**Stated exercise:**
For the listing below, give the count of lines containing the string "text" and nothing else.
-- START Dataset content --
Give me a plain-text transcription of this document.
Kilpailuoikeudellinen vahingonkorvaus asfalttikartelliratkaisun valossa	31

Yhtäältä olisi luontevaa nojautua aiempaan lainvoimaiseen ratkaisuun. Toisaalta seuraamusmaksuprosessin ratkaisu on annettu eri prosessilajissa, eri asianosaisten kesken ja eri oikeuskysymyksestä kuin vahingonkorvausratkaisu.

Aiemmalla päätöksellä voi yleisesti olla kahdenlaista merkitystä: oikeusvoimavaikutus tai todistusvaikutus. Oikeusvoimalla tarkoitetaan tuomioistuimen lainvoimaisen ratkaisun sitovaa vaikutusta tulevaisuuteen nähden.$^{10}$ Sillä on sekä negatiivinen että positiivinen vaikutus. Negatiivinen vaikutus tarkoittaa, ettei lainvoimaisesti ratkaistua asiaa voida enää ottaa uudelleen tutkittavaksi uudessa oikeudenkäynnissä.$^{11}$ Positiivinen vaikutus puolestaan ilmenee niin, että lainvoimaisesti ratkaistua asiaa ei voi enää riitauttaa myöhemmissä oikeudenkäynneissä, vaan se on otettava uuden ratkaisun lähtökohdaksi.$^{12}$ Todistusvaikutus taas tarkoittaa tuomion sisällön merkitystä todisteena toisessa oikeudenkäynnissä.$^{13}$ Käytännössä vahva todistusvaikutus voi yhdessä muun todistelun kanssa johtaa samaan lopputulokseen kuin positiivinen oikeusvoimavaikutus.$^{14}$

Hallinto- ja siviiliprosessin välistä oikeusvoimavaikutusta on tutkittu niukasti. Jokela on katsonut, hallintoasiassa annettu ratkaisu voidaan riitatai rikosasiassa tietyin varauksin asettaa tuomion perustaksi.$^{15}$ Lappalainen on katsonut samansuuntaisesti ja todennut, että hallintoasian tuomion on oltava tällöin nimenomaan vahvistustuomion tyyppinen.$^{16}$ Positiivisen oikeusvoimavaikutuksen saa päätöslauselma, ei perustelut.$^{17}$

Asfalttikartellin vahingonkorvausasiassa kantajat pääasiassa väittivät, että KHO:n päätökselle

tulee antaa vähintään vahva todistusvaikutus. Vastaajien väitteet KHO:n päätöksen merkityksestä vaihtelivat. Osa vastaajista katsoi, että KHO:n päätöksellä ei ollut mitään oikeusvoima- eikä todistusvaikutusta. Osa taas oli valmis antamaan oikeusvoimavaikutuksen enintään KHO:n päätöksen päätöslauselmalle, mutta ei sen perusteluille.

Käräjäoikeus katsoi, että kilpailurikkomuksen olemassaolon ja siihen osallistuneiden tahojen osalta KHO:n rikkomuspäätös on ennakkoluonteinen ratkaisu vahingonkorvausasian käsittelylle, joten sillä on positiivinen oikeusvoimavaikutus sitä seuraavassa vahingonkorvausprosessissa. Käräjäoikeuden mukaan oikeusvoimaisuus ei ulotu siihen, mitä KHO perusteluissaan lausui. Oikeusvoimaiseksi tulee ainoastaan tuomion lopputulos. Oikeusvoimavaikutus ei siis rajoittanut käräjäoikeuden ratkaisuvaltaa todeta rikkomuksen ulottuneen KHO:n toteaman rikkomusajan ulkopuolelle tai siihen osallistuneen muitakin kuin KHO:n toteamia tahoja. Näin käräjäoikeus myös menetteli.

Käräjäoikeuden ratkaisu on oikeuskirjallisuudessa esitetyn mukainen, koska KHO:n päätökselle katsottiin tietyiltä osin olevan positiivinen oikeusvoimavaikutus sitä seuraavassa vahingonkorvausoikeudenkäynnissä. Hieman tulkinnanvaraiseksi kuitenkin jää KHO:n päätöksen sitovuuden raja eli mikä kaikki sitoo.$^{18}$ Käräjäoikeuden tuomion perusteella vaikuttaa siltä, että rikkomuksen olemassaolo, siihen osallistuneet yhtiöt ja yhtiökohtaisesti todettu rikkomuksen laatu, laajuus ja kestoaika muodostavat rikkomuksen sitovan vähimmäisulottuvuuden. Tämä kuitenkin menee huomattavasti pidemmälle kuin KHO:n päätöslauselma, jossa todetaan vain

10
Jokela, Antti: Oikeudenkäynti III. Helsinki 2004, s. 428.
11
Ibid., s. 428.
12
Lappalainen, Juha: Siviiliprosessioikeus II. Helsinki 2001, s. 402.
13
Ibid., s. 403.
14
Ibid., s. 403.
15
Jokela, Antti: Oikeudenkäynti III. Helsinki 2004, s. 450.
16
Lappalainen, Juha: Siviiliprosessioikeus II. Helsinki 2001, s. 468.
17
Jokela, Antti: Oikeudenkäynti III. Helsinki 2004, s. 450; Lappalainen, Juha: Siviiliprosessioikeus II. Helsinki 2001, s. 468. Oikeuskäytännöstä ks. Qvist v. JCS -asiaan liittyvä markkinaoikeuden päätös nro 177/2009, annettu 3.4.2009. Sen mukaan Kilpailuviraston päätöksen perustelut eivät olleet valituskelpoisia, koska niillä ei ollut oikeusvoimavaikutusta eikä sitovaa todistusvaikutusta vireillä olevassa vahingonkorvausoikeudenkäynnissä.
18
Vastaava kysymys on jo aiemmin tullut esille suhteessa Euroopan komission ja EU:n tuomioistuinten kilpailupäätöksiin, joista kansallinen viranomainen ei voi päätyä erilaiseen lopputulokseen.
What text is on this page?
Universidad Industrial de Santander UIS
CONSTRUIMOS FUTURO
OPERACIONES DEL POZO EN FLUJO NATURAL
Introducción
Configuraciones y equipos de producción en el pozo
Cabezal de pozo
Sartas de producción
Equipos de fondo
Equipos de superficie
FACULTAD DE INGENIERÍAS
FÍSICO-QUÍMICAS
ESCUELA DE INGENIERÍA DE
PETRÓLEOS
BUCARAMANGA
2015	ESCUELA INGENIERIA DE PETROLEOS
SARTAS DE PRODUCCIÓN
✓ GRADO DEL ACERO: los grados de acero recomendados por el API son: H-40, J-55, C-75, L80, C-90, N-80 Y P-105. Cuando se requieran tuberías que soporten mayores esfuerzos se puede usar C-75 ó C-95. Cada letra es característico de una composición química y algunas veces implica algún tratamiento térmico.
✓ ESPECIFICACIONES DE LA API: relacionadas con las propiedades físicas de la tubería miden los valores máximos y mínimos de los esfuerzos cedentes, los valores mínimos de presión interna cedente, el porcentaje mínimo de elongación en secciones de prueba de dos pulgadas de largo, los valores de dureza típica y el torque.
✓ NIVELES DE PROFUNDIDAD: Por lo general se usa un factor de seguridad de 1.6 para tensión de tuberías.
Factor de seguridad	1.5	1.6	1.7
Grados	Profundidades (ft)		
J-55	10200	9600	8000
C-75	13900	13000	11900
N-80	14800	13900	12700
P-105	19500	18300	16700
-- END Dataset content --
**Result of the task:**
2